Problem details: Here are records with pictures in them. Copy all of them exactly and leave the pictures out.

Saved data entries:
···
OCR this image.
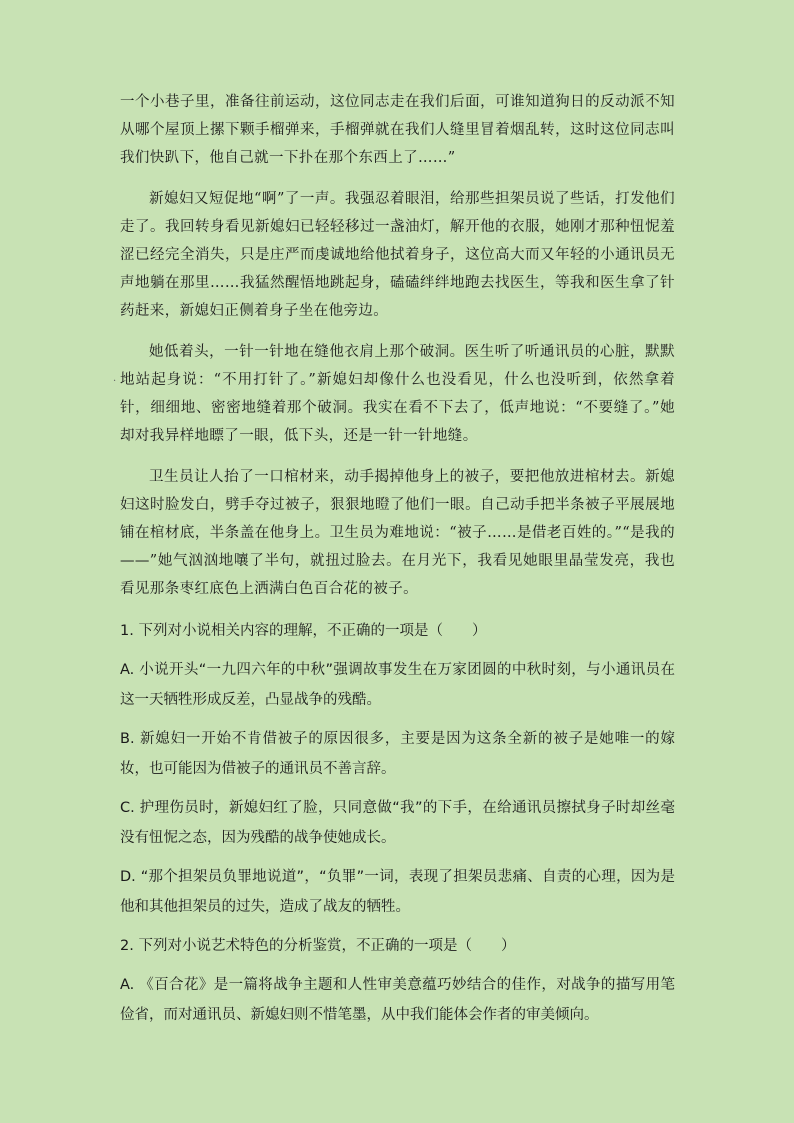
·

一个小巷子里，准备往前运动，这位同志走在我们后面，可谁知道狗日的反动派不知从哪个屋顶上摞下颗手榴弹来，手榴弹就在我们人缝里冒着烟乱转，这时这位同志叫我们快趴下，他自己就一下扑在那个东西上了……”

新媳妇又短促地“啊”了一声。我强忍着眼泪，给那些担架员说了些话，打发他们走了。我回转身看见新媳妇已轻轻移过一盏油灯，解开他的衣服，她刚才那种忸怩羞涩已经完全消失，只是庄严而虔诚地给他拭着身子，这位高大而又年轻的小通讯员无声地躺在那里……我猛然醒悟地跳起身，磕磕绊绊地跑去找医生，等我和医生拿了针药赶来，新媳妇正侧着身子坐在他旁边。

她低着头，一针一针地在缝他衣肩上那个破洞。医生听了听通讯员的心脏，默默地站起身说：“不用打针了。”新媳妇却像什么也没看见，什么也没听到，依然拿着针，细细地、密密地缝着那个破洞。我实在看不下去了，低声地说：“不要缝了。”她却对我异样地瞟了一眼，低下头，还是一针一针地缝。

卫生员让人抬了一口棺材来，动手揭掉他身上的被子，要把他放进棺材去。新媳妇这时脸发白，劈手夺过被子，狠狠地瞪了他们一眼。自己动手把半条被子平展展地铺在棺材底，半条盖在他身上。卫生员为难地说：“被子……是借老百姓的。”“是我的——”她气汹汹地嚷了半句，就扭过脸去。在月光下，我看见她眼里晶莹发亮，我也看见那条枣红底色上洒满白色百合花的被子。

1. 下列对小说相关内容的理解，不正确的一项是（　　）

A. 小说开头“一九四六年的中秋”强调故事发生在万家团圆的中秋时刻，与小通讯员在这一天牺牲形成反差，凸显战争的残酷。

B. 新媳妇一开始不肯借被子的原因很多，主要是因为这条全新的被子是她唯一的嫁妆，也可能因为借被子的通讯员不善言辞。

C. 护理伤员时，新媳妇红了脸，只同意做“我”的下手，在给通讯员擦拭身子时却丝毫没有忸怩之态，因为残酷的战争使她成长。

D. “那个担架员负罪地说道”，“负罪”一词，表现了担架员悲痛、自责的心理，因为是他和其他担架员的过失，造成了战友的牺牲。

2. 下列对小说艺术特色的分析鉴赏，不正确的一项是（　　）

A. 《百合花》是一篇将战争主题和人性审美意蕴巧妙结合的佳作，对战争的描写用笔俭省，而对通讯员、新媳妇则不惜笔墨，从中我们能体会作者的审美倾向。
···
Final answer:
OCR this image.
·

一个小巷子里，准备往前运动，这位同志走在我们后面，可谁知道狗日的反动派不知从哪个屋顶上摞下颗手榴弹来，手榴弹就在我们人缝里冒着烟乱转，这时这位同志叫我们快趴下，他自己就一下扑在那个东西上了……”

新媳妇又短促地“啊”了一声。我强忍着眼泪，给那些担架员说了些话，打发他们走了。我回转身看见新媳妇已轻轻移过一盏油灯，解开他的衣服，她刚才那种忸怩羞涩已经完全消失，只是庄严而虔诚地给他拭着身子，这位高大而又年轻的小通讯员无声地躺在那里……我猛然醒悟地跳起身，磕磕绊绊地跑去找医生，等我和医生拿了针药赶来，新媳妇正侧着身子坐在他旁边。

她低着头，一针一针地在缝他衣肩上那个破洞。医生听了听通讯员的心脏，默默地站起身说：“不用打针了。”新媳妇却像什么也没看见，什么也没听到，依然拿着针，细细地、密密地缝着那个破洞。我实在看不下去了，低声地说：“不要缝了。”她却对我异样地瞟了一眼，低下头，还是一针一针地缝。

卫生员让人抬了一口棺材来，动手揭掉他身上的被子，要把他放进棺材去。新媳妇这时脸发白，劈手夺过被子，狠狠地瞪了他们一眼。自己动手把半条被子平展展地铺在棺材底，半条盖在他身上。卫生员为难地说：“被子……是借老百姓的。”“是我的——”她气汹汹地嚷了半句，就扭过脸去。在月光下，我看见她眼里晶莹发亮，我也看见那条枣红底色上洒满白色百合花的被子。

1. 下列对小说相关内容的理解，不正确的一项是（　　）

A. 小说开头“一九四六年的中秋”强调故事发生在万家团圆的中秋时刻，与小通讯员在这一天牺牲形成反差，凸显战争的残酷。

B. 新媳妇一开始不肯借被子的原因很多，主要是因为这条全新的被子是她唯一的嫁妆，也可能因为借被子的通讯员不善言辞。

C. 护理伤员时，新媳妇红了脸，只同意做“我”的下手，在给通讯员擦拭身子时却丝毫没有忸怩之态，因为残酷的战争使她成长。

D. “那个担架员负罪地说道”，“负罪”一词，表现了担架员悲痛、自责的心理，因为是他和其他担架员的过失，造成了战友的牺牲。

2. 下列对小说艺术特色的分析鉴赏，不正确的一项是（　　）

A. 《百合花》是一篇将战争主题和人性审美意蕴巧妙结合的佳作，对战争的描写用笔俭省，而对通讯员、新媳妇则不惜笔墨，从中我们能体会作者的审美倾向。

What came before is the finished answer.